Ils sont du soleil - Part III

Philippe Cuxac

Biographie et chroniques des albums du groupe YES (écrit en 2011)

Les 70's vieillissent, des nouvelles scènes émergent. D'un côté les gens oublient leurs soucient dans les boîtes de nuit et dansent au son du disco, musique fabriquée à la chaîne débitant tube sur tube pour les dancefloors et les radios. De l'autre, la jeunesse anglaise se rebelle contre l'etablishment avec le mouvement punk et tous ces vieux groupes, qualifiés de dinosaures, font l'objet d'un tir de barrage qui en mettra plus d'un au tapis durant de nombreuses années. Et puis, étrangement, le hard rock qu'on disait moribond, renaît de ses cendres avec la déferlante de la New Wave of British Heavy Metal. Quelle place reste-t-il pour un groupe comme Yes ? 

Going for the One (1977).

Enregistré à Montreux entre l'automne 1976 et le printemps 1977. Sorti chez Atlantic le 22 juillet.

Line-up : Jon Anderson (chant), Steve Howe (guitares), Rick Wakeman (claviers), Chris Squire (basse), Alan White (batterie).

[Relevés de mise en page]
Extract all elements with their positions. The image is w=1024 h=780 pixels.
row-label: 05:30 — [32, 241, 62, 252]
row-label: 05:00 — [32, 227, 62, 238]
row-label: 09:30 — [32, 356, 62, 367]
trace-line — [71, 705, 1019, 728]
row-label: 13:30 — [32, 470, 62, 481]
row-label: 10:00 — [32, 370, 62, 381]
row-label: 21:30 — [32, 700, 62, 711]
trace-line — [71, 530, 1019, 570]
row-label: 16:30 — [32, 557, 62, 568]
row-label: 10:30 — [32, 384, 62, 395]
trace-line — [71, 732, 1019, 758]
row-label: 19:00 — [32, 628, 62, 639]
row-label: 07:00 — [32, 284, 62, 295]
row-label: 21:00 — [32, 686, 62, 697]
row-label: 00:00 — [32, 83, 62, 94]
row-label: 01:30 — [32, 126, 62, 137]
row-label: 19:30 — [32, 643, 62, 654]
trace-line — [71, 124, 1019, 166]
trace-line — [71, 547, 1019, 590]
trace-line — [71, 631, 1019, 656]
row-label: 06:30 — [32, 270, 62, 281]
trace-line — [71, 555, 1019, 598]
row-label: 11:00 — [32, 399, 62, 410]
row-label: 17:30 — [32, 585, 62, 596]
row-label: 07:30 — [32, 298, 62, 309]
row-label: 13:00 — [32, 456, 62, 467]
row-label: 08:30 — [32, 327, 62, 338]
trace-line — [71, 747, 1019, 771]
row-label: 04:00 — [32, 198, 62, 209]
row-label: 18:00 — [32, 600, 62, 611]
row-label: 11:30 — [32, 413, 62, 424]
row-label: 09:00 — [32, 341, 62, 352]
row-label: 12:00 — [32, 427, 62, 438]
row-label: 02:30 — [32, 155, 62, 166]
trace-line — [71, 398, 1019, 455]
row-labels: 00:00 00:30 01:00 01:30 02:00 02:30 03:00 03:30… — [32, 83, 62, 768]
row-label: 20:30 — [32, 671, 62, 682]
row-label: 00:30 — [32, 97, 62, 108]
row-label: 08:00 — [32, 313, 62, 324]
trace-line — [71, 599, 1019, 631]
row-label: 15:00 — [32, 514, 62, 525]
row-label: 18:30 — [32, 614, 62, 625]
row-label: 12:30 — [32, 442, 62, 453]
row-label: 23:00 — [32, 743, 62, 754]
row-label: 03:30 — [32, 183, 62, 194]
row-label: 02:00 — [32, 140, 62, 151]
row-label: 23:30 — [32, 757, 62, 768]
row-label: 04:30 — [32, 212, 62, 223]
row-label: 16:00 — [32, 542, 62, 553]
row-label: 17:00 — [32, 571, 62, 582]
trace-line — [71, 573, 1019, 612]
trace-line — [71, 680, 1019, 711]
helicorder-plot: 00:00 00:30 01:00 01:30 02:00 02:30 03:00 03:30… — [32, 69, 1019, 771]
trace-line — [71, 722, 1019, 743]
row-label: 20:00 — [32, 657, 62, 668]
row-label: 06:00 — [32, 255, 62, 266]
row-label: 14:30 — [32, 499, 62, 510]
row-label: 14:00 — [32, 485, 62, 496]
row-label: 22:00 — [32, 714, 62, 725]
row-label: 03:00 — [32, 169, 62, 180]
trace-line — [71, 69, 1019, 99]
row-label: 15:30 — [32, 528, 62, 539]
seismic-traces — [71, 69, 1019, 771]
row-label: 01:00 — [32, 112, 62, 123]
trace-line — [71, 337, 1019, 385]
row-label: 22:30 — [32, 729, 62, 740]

◆ **Liste des tâches**:
1. Indiquez si chacune des affirmations suivantes concorde avec l'extrait sur Yes, par oui ou non, en citant les mots décisifs de l'extrait : (a) Going for the One est sorti chez Atlantic ; (b) l'album a été enregistré à Londres ; (c) Rick Wakeman y tient la basse.
2. Répondez brièvement à partir de l'extrait sur Yes :
(a) En quelle année la biographie a-t-elle été écrite ?
(b) Avec quelle déferlante le hard rock renaît-il de ses cendres ?
(c) Qui tient la batterie sur Going for the One ?

◆ **Réponses par tâche**:
1.
(a) Oui : « Sorti chez Atlantic le 22 juillet. »
(b) Non : « Enregistré à Montreux entre l'automne 1976 et le printemps 1977. »
(c) Non : « Rick Wakeman (claviers) » et « Chris Squire (basse) »

2.
(a) En 2011.
(b) La New Wave of British Heavy Metal.
(c) Alan White.